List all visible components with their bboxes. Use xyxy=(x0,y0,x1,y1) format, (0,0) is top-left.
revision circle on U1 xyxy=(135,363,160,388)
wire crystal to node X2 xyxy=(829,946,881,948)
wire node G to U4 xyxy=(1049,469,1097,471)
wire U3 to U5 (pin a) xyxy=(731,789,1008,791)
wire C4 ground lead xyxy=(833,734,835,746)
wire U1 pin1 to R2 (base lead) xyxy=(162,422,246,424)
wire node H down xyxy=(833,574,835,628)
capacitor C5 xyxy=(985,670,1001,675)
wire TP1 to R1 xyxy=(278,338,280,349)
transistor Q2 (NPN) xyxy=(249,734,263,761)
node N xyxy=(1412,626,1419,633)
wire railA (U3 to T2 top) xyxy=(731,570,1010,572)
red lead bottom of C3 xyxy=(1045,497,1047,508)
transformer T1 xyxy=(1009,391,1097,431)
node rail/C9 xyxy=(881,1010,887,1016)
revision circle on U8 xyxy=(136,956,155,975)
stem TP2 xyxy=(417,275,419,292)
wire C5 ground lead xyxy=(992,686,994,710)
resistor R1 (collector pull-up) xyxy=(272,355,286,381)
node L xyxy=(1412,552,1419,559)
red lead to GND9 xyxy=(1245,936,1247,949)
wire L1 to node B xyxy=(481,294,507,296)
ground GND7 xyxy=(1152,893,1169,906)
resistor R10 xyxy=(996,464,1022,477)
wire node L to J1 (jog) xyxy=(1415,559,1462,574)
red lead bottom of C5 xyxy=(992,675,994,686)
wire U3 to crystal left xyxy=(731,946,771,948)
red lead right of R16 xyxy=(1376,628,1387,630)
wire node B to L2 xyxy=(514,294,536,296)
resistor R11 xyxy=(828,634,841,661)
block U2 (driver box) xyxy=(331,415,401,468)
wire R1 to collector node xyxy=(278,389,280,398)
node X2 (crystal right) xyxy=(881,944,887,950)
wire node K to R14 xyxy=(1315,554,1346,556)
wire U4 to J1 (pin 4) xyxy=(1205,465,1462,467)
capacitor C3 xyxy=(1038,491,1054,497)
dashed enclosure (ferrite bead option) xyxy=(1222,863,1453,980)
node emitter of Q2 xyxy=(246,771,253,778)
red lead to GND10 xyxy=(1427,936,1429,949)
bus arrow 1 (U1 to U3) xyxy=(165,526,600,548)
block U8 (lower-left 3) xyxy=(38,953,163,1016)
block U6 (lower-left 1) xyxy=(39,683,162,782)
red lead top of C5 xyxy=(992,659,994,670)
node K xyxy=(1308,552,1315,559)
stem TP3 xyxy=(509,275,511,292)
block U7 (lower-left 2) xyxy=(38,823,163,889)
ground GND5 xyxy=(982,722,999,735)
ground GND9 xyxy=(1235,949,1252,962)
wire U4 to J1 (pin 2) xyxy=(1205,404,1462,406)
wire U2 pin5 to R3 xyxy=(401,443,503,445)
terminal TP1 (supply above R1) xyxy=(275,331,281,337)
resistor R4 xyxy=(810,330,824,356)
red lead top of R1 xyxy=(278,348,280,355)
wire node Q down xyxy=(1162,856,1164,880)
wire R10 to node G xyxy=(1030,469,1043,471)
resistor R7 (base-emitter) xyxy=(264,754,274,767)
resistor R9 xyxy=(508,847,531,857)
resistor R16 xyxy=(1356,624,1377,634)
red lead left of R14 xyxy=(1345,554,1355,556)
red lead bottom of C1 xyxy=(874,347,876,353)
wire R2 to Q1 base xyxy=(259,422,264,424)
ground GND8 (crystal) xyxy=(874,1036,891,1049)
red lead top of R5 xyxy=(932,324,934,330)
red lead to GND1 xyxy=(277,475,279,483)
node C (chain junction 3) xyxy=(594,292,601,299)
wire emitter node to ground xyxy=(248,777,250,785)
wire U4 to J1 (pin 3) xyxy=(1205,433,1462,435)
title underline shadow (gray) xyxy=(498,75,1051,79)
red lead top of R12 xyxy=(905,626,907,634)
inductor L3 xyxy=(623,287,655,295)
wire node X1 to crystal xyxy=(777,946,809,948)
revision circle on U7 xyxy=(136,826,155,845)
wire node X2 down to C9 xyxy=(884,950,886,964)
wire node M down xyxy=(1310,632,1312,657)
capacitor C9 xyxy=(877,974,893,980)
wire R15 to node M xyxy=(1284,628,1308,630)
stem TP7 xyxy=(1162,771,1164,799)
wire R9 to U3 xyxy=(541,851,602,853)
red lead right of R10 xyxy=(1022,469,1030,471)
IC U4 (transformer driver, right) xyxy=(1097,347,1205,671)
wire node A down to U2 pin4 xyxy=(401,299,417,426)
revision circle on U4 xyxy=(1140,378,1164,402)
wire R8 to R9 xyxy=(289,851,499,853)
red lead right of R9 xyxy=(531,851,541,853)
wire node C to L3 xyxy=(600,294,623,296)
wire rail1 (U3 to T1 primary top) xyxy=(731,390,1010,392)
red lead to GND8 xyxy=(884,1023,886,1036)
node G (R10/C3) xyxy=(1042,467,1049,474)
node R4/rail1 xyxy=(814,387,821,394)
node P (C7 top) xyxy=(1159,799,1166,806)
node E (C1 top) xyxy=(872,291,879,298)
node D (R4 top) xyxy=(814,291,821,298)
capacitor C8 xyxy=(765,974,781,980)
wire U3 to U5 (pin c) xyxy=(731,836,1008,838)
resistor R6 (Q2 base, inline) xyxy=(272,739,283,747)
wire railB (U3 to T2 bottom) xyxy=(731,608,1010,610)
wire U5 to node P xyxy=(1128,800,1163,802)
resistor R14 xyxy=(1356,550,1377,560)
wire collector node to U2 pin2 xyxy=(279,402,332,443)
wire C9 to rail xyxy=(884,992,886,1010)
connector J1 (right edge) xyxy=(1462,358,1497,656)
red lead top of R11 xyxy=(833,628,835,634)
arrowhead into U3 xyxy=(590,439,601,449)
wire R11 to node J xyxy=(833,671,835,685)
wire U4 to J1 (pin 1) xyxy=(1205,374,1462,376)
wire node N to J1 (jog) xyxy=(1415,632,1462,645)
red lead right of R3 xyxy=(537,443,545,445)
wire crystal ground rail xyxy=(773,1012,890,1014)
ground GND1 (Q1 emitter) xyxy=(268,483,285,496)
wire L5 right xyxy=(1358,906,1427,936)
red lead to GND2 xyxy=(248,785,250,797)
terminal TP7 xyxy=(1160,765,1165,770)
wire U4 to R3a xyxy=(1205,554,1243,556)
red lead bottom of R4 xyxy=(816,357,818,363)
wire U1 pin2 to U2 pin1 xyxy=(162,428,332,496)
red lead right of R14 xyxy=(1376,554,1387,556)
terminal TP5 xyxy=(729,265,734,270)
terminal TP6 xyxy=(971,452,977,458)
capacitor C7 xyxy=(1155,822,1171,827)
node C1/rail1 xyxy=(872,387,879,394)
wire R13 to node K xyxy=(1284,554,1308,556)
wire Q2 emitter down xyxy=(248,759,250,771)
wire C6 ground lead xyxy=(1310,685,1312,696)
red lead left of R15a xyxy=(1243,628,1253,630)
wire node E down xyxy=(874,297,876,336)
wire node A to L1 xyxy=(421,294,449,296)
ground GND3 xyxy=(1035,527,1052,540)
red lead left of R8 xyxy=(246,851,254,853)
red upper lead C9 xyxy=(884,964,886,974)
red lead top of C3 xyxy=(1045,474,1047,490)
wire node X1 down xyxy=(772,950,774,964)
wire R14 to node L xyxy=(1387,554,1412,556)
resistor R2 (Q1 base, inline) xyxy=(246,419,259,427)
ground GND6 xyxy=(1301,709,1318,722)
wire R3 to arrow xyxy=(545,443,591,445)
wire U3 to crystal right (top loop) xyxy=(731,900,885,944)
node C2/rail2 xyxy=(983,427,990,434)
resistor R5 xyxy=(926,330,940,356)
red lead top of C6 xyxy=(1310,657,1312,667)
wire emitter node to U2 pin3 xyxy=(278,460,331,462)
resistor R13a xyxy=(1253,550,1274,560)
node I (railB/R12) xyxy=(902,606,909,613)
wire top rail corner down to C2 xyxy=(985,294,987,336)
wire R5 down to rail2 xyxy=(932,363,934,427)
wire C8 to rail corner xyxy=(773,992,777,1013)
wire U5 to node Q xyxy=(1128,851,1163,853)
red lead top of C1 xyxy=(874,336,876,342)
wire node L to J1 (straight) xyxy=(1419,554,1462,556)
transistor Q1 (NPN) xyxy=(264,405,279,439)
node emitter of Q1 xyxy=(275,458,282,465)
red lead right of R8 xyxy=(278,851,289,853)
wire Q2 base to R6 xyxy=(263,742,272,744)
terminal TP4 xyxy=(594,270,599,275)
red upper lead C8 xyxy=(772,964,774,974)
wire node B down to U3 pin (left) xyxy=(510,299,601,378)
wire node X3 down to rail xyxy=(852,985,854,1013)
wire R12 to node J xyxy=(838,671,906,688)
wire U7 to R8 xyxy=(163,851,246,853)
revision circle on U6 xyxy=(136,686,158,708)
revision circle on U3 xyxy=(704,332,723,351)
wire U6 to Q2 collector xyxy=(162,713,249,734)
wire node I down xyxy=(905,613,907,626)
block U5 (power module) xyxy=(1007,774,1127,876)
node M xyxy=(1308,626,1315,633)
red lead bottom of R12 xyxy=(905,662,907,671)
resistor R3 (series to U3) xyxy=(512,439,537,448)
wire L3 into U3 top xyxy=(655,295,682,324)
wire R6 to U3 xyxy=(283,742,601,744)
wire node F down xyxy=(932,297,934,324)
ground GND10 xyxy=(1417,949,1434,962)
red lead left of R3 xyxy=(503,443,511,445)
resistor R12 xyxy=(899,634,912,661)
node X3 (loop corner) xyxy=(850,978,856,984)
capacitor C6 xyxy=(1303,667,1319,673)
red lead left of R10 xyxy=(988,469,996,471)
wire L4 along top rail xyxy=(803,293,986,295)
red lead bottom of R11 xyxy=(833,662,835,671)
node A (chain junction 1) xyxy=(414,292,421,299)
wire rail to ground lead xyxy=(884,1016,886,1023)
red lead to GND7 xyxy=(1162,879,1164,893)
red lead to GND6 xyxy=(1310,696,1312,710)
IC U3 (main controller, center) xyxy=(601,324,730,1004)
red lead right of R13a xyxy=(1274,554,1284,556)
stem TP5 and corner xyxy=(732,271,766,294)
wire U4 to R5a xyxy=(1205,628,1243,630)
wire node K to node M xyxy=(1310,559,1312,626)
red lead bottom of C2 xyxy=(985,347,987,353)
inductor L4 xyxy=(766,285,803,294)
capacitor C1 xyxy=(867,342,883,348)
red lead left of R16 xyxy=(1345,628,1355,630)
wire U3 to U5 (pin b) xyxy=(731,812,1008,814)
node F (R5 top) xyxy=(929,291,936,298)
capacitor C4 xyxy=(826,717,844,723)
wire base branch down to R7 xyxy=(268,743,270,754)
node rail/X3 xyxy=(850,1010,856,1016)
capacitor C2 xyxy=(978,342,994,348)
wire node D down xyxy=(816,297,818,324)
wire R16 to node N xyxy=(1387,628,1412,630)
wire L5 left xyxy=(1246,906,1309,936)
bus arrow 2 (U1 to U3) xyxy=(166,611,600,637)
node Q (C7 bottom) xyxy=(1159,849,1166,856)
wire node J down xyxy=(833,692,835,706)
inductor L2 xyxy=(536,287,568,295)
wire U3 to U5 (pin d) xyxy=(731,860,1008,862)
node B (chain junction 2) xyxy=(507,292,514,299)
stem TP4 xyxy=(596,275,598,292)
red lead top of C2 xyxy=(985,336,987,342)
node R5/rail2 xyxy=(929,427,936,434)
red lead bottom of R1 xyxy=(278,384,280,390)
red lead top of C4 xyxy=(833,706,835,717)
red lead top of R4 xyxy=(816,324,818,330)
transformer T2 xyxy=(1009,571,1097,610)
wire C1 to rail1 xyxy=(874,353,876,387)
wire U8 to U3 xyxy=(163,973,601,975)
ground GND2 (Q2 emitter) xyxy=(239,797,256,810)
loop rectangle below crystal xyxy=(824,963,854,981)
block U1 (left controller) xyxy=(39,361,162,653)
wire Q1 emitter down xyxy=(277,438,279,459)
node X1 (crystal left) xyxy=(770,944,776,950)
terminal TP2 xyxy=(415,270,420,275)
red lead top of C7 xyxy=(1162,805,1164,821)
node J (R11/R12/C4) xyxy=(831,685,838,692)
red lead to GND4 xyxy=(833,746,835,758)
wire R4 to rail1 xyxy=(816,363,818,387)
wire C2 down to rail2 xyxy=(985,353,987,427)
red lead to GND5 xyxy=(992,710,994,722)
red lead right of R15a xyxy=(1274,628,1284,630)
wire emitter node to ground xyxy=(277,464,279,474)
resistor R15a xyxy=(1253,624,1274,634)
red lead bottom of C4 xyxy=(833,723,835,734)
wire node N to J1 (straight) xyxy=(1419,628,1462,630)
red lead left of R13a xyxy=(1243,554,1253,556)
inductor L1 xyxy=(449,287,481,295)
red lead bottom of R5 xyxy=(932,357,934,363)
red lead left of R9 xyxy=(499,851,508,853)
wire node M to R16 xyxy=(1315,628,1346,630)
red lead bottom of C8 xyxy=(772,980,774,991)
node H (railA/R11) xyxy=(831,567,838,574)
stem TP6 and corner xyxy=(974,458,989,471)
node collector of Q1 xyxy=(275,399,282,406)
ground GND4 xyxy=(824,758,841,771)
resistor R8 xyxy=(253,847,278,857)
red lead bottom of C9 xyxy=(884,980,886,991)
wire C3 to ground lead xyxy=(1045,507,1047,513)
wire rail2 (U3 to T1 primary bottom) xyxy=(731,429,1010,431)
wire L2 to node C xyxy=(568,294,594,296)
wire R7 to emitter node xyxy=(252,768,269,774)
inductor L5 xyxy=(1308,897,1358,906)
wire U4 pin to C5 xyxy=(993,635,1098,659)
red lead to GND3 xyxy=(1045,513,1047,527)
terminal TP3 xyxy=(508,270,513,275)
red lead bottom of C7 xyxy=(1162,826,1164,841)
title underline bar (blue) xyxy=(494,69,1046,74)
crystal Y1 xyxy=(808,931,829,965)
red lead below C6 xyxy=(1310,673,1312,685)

****

• [What needs to be done]
Switch "revision circle" to "revision cloud" in the items from the start through the line containing "wire U2 pin5 to R3 xyxy=(401,443,503,445)", and give those lines back with nothing else altered.

• [The reply]
List all visible components with their bboxes. Use xyxy=(x0,y0,x1,y1) format, (0,0) is top-left.
revision cloud on U1 xyxy=(135,363,160,388)
wire crystal to node X2 xyxy=(829,946,881,948)
wire node G to U4 xyxy=(1049,469,1097,471)
wire U3 to U5 (pin a) xyxy=(731,789,1008,791)
wire C4 ground lead xyxy=(833,734,835,746)
wire U1 pin1 to R2 (base lead) xyxy=(162,422,246,424)
wire node H down xyxy=(833,574,835,628)
capacitor C5 xyxy=(985,670,1001,675)
wire TP1 to R1 xyxy=(278,338,280,349)
transistor Q2 (NPN) xyxy=(249,734,263,761)
node N xyxy=(1412,626,1419,633)
wire railA (U3 to T2 top) xyxy=(731,570,1010,572)
red lead bottom of C3 xyxy=(1045,497,1047,508)
transformer T1 xyxy=(1009,391,1097,431)
node rail/C9 xyxy=(881,1010,887,1016)
revision cloud on U8 xyxy=(136,956,155,975)
stem TP2 xyxy=(417,275,419,292)
wire C5 ground lead xyxy=(992,686,994,710)
resistor R1 (collector pull-up) xyxy=(272,355,286,381)
node L xyxy=(1412,552,1419,559)
red lead to GND9 xyxy=(1245,936,1247,949)
wire L1 to node B xyxy=(481,294,507,296)
ground GND7 xyxy=(1152,893,1169,906)
resistor R10 xyxy=(996,464,1022,477)
wire node L to J1 (jog) xyxy=(1415,559,1462,574)
red lead bottom of C5 xyxy=(992,675,994,686)
wire U3 to crystal left xyxy=(731,946,771,948)
red lead right of R16 xyxy=(1376,628,1387,630)
wire node B to L2 xyxy=(514,294,536,296)
resistor R11 xyxy=(828,634,841,661)
block U2 (driver box) xyxy=(331,415,401,468)
wire R1 to collector node xyxy=(278,389,280,398)
node X2 (crystal right) xyxy=(881,944,887,950)
wire node K to R14 xyxy=(1315,554,1346,556)
wire U4 to J1 (pin 4) xyxy=(1205,465,1462,467)
capacitor C3 xyxy=(1038,491,1054,497)
dashed enclosure (ferrite bead option) xyxy=(1222,863,1453,980)
node emitter of Q2 xyxy=(246,771,253,778)
red lead to GND10 xyxy=(1427,936,1429,949)
bus arrow 1 (U1 to U3) xyxy=(165,526,600,548)
block U8 (lower-left 3) xyxy=(38,953,163,1016)
block U6 (lower-left 1) xyxy=(39,683,162,782)
red lead top of C5 xyxy=(992,659,994,670)
node K xyxy=(1308,552,1315,559)
stem TP3 xyxy=(509,275,511,292)
block U7 (lower-left 2) xyxy=(38,823,163,889)
ground GND5 xyxy=(982,722,999,735)
ground GND9 xyxy=(1235,949,1252,962)
wire U4 to J1 (pin 2) xyxy=(1205,404,1462,406)
wire U2 pin5 to R3 xyxy=(401,443,503,445)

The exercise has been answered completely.